(Dataset excerpt)
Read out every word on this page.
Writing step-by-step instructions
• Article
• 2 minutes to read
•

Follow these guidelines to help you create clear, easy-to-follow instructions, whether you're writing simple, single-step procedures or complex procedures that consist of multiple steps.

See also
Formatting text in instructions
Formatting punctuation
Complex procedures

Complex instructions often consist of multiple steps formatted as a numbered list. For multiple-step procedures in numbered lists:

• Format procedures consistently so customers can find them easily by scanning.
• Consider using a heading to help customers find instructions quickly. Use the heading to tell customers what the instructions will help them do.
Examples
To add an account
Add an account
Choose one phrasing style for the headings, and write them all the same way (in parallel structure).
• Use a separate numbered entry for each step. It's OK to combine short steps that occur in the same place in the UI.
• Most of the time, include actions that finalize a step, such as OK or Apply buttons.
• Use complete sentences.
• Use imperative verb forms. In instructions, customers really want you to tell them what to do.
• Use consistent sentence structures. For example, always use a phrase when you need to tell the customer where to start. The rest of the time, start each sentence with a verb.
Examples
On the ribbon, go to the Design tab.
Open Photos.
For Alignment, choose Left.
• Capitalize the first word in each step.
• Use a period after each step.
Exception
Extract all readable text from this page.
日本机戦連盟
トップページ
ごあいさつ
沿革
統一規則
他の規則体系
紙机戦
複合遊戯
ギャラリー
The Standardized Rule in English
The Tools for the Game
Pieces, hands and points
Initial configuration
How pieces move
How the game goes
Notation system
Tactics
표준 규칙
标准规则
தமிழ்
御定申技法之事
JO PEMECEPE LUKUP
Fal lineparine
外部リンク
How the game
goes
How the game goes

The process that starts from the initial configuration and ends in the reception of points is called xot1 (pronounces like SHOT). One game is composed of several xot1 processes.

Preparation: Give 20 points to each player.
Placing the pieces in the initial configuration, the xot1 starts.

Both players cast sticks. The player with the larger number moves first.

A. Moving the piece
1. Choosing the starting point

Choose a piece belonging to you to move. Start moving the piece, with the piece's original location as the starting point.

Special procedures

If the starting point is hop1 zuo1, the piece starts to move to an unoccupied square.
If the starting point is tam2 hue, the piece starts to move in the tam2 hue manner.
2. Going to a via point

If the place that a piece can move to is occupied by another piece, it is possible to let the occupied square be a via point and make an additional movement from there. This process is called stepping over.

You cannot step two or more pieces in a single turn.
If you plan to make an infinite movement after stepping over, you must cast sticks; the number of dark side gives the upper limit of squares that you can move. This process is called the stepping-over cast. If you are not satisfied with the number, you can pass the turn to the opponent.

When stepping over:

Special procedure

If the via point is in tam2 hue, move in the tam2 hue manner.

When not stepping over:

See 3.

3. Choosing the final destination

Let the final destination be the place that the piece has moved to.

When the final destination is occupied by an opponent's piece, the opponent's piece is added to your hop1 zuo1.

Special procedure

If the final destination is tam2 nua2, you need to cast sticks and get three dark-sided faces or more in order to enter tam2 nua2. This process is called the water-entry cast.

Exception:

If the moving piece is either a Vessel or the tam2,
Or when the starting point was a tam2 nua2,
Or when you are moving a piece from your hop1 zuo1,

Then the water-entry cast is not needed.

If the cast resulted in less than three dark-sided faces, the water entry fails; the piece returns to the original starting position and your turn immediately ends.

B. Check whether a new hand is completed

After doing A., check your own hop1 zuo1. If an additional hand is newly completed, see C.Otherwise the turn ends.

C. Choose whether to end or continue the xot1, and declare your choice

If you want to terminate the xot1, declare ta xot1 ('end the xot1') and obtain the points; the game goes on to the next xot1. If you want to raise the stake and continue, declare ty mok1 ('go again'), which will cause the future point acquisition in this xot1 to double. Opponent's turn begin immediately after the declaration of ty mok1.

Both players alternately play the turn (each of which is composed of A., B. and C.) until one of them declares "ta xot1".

* Written instruction
Reproduce each record exactly as it appears.

* The result
Read out every word on this page.
Writing step-by-step instructions
• Article
• 2 minutes to read
•

Follow these guidelines to help you create clear, easy-to-follow instructions, whether you're writing simple, single-step procedures or complex procedures that consist of multiple steps.

See also
Formatting text in instructions
Formatting punctuation
Complex procedures

Complex instructions often consist of multiple steps formatted as a numbered list. For multiple-step procedures in numbered lists:

• Format procedures consistently so customers can find them easily by scanning.
• Consider using a heading to help customers find instructions quickly. Use the heading to tell customers what the instructions will help them do.
Examples
To add an account
Add an account
Choose one phrasing style for the headings, and write them all the same way (in parallel structure).
• Use a separate numbered entry for each step. It's OK to combine short steps that occur in the same place in the UI.
• Most of the time, include actions that finalize a step, such as OK or Apply buttons.
• Use complete sentences.
• Use imperative verb forms. In instructions, customers really want you to tell them what to do.
• Use consistent sentence structures. For example, always use a phrase when you need to tell the customer where to start. The rest of the time, start each sentence with a verb.
Examples
On the ribbon, go to the Design tab.
Open Photos.
For Alignment, choose Left.
• Capitalize the first word in each step.
• Use a period after each step.
Exception
Extract all readable text from this page.
日本机戦連盟
トップページ
ごあいさつ
沿革
統一規則
他の規則体系
紙机戦
複合遊戯
ギャラリー
The Standardized Rule in English
The Tools for the Game
Pieces, hands and points
Initial configuration
How pieces move
How the game goes
Notation system
Tactics
표준 규칙
标准规则
தமிழ்
御定申技法之事
JO PEMECEPE LUKUP
Fal lineparine
外部リンク
How the game
goes
How the game goes

The process that starts from the initial configuration and ends in the reception of points is called xot1 (pronounces like SHOT). One game is composed of several xot1 processes.

Preparation: Give 20 points to each player.
Placing the pieces in the initial configuration, the xot1 starts.

Both players cast sticks. The player with the larger number moves first.

A. Moving the piece
1. Choosing the starting point

Choose a piece belonging to you to move. Start moving the piece, with the piece's original location as the starting point.

Special procedures

If the starting point is hop1 zuo1, the piece starts to move to an unoccupied square.
If the starting point is tam2 hue, the piece starts to move in the tam2 hue manner.
2. Going to a via point

If the place that a piece can move to is occupied by another piece, it is possible to let the occupied square be a via point and make an additional movement from there. This process is called stepping over.

You cannot step two or more pieces in a single turn.
If you plan to make an infinite movement after stepping over, you must cast sticks; the number of dark side gives the upper limit of squares that you can move. This process is called the stepping-over cast. If you are not satisfied with the number, you can pass the turn to the opponent.

When stepping over:

Special procedure

If the via point is in tam2 hue, move in the tam2 hue manner.

When not stepping over:

See 3.

3. Choosing the final destination

Let the final destination be the place that the piece has moved to.

When the final destination is occupied by an opponent's piece, the opponent's piece is added to your hop1 zuo1.

Special procedure

If the final destination is tam2 nua2, you need to cast sticks and get three dark-sided faces or more in order to enter tam2 nua2. This process is called the water-entry cast.

Exception:

If the moving piece is either a Vessel or the tam2,
Or when the starting point was a tam2 nua2,
Or when you are moving a piece from your hop1 zuo1,

Then the water-entry cast is not needed.

If the cast resulted in less than three dark-sided faces, the water entry fails; the piece returns to the original starting position and your turn immediately ends.

B. Check whether a new hand is completed

After doing A., check your own hop1 zuo1. If an additional hand is newly completed, see C.Otherwise the turn ends.

C. Choose whether to end or continue the xot1, and declare your choice

If you want to terminate the xot1, declare ta xot1 ('end the xot1') and obtain the points; the game goes on to the next xot1. If you want to raise the stake and continue, declare ty mok1 ('go again'), which will cause the future point acquisition in this xot1 to double. Opponent's turn begin immediately after the declaration of ty mok1.

Both players alternately play the turn (each of which is composed of A., B. and C.) until one of them declares "ta xot1".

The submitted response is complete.